*Directions for this task*.
Without omitting anything, return the records precisely as given.

*Listed records*.
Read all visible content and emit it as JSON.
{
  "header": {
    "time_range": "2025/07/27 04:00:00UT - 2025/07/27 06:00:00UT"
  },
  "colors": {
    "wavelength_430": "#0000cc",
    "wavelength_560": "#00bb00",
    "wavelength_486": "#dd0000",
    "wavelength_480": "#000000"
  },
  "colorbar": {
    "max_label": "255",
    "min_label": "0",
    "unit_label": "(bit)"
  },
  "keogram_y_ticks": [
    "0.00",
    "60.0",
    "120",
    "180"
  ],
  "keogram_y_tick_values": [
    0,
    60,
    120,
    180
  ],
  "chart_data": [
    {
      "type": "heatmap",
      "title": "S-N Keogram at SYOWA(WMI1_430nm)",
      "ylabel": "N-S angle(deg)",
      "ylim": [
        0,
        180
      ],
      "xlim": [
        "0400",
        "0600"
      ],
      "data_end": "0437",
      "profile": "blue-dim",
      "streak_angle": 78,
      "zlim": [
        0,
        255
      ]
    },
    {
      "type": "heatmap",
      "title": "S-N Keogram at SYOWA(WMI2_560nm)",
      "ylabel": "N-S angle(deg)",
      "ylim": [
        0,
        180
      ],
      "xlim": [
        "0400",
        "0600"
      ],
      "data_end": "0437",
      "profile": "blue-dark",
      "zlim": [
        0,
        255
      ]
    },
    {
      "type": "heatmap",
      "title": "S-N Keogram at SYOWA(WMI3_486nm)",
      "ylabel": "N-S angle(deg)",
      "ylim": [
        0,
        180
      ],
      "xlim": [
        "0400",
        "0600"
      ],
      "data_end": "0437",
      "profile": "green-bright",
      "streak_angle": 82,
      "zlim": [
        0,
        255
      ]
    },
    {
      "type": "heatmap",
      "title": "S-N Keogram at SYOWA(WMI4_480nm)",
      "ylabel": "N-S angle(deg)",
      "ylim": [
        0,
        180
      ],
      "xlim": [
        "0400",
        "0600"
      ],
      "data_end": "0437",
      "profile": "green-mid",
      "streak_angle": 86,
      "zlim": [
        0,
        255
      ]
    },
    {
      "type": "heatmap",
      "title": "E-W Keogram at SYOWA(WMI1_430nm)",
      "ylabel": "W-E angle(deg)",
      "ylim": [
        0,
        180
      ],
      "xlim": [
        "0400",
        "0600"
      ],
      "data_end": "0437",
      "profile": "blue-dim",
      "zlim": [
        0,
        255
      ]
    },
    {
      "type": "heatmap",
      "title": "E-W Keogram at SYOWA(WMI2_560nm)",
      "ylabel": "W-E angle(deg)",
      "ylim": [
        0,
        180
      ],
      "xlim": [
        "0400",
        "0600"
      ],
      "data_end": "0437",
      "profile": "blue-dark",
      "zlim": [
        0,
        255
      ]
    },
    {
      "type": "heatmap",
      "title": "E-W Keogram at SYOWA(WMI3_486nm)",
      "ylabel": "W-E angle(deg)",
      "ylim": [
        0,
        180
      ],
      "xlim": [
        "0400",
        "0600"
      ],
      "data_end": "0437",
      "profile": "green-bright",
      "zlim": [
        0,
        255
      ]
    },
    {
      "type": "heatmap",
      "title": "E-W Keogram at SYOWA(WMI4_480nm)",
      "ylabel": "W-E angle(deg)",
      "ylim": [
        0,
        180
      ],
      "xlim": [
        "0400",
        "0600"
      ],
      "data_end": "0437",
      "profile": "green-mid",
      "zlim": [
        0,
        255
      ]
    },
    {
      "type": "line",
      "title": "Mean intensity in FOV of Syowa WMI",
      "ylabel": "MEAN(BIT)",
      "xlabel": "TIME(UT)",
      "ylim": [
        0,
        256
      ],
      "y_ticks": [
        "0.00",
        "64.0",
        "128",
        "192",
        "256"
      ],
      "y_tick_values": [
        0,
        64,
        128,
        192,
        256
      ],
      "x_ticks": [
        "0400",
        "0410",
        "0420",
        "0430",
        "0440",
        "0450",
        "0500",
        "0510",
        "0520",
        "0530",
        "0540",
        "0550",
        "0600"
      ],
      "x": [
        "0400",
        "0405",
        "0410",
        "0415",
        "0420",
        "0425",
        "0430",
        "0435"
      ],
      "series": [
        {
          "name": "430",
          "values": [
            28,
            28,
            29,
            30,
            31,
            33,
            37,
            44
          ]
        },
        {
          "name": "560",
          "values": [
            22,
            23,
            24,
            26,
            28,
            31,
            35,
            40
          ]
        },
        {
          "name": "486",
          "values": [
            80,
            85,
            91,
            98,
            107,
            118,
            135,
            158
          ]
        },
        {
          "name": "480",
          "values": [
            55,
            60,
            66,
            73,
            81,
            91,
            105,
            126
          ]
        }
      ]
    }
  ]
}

*Full answer*.
Read all visible content and emit it as JSON.
{
  "header": {
    "time_range": "2025/07/27 04:00:00UT - 2025/07/27 06:00:00UT"
  },
  "colors": {
    "wavelength_430": "#0000cc",
    "wavelength_560": "#00bb00",
    "wavelength_486": "#dd0000",
    "wavelength_480": "#000000"
  },
  "colorbar": {
    "max_label": "255",
    "min_label": "0",
    "unit_label": "(bit)"
  },
  "keogram_y_ticks": [
    "0.00",
    "60.0",
    "120",
    "180"
  ],
  "keogram_y_tick_values": [
    0,
    60,
    120,
    180
  ],
  "chart_data": [
    {
      "type": "heatmap",
      "title": "S-N Keogram at SYOWA(WMI1_430nm)",
      "ylabel": "N-S angle(deg)",
      "ylim": [
        0,
        180
      ],
      "xlim": [
        "0400",
        "0600"
      ],
      "data_end": "0437",
      "profile": "blue-dim",
      "streak_angle": 78,
      "zlim": [
        0,
        255
      ]
    },
    {
      "type": "heatmap",
      "title": "S-N Keogram at SYOWA(WMI2_560nm)",
      "ylabel": "N-S angle(deg)",
      "ylim": [
        0,
        180
      ],
      "xlim": [
        "0400",
        "0600"
      ],
      "data_end": "0437",
      "profile": "blue-dark",
      "zlim": [
        0,
        255
      ]
    },
    {
      "type": "heatmap",
      "title": "S-N Keogram at SYOWA(WMI3_486nm)",
      "ylabel": "N-S angle(deg)",
      "ylim": [
        0,
        180
      ],
      "xlim": [
        "0400",
        "0600"
      ],
      "data_end": "0437",
      "profile": "green-bright",
      "streak_angle": 82,
      "zlim": [
        0,
        255
      ]
    },
    {
      "type": "heatmap",
      "title": "S-N Keogram at SYOWA(WMI4_480nm)",
      "ylabel": "N-S angle(deg)",
      "ylim": [
        0,
        180
      ],
      "xlim": [
        "0400",
        "0600"
      ],
      "data_end": "0437",
      "profile": "green-mid",
      "streak_angle": 86,
      "zlim": [
        0,
        255
      ]
    },
    {
      "type": "heatmap",
      "title": "E-W Keogram at SYOWA(WMI1_430nm)",
      "ylabel": "W-E angle(deg)",
      "ylim": [
        0,
        180
      ],
      "xlim": [
        "0400",
        "0600"
      ],
      "data_end": "0437",
      "profile": "blue-dim",
      "zlim": [
        0,
        255
      ]
    },
    {
      "type": "heatmap",
      "title": "E-W Keogram at SYOWA(WMI2_560nm)",
      "ylabel": "W-E angle(deg)",
      "ylim": [
        0,
        180
      ],
      "xlim": [
        "0400",
        "0600"
      ],
      "data_end": "0437",
      "profile": "blue-dark",
      "zlim": [
        0,
        255
      ]
    },
    {
      "type": "heatmap",
      "title": "E-W Keogram at SYOWA(WMI3_486nm)",
      "ylabel": "W-E angle(deg)",
      "ylim": [
        0,
        180
      ],
      "xlim": [
        "0400",
        "0600"
      ],
      "data_end": "0437",
      "profile": "green-bright",
      "zlim": [
        0,
        255
      ]
    },
    {
      "type": "heatmap",
      "title": "E-W Keogram at SYOWA(WMI4_480nm)",
      "ylabel": "W-E angle(deg)",
      "ylim": [
        0,
        180
      ],
      "xlim": [
        "0400",
        "0600"
      ],
      "data_end": "0437",
      "profile": "green-mid",
      "zlim": [
        0,
        255
      ]
    },
    {
      "type": "line",
      "title": "Mean intensity in FOV of Syowa WMI",
      "ylabel": "MEAN(BIT)",
      "xlabel": "TIME(UT)",
      "ylim": [
        0,
        256
      ],
      "y_ticks": [
        "0.00",
        "64.0",
        "128",
        "192",
        "256"
      ],
      "y_tick_values": [
        0,
        64,
        128,
        192,
        256
      ],
      "x_ticks": [
        "0400",
        "0410",
        "0420",
        "0430",
        "0440",
        "0450",
        "0500",
        "0510",
        "0520",
        "0530",
        "0540",
        "0550",
        "0600"
      ],
      "x": [
        "0400",
        "0405",
        "0410",
        "0415",
        "0420",
        "0425",
        "0430",
        "0435"
      ],
      "series": [
        {
          "name": "430",
          "values": [
            28,
            28,
            29,
            30,
            31,
            33,
            37,
            44
          ]
        },
        {
          "name": "560",
          "values": [
            22,
            23,
            24,
            26,
            28,
            31,
            35,
            40
          ]
        },
        {
          "name": "486",
          "values": [
            80,
            85,
            91,
            98,
            107,
            118,
            135,
            158
          ]
        },
        {
          "name": "480",
          "values": [
            55,
            60,
            66,
            73,
            81,
            91,
            105,
            126
          ]
        }
      ]
    }
  ]
}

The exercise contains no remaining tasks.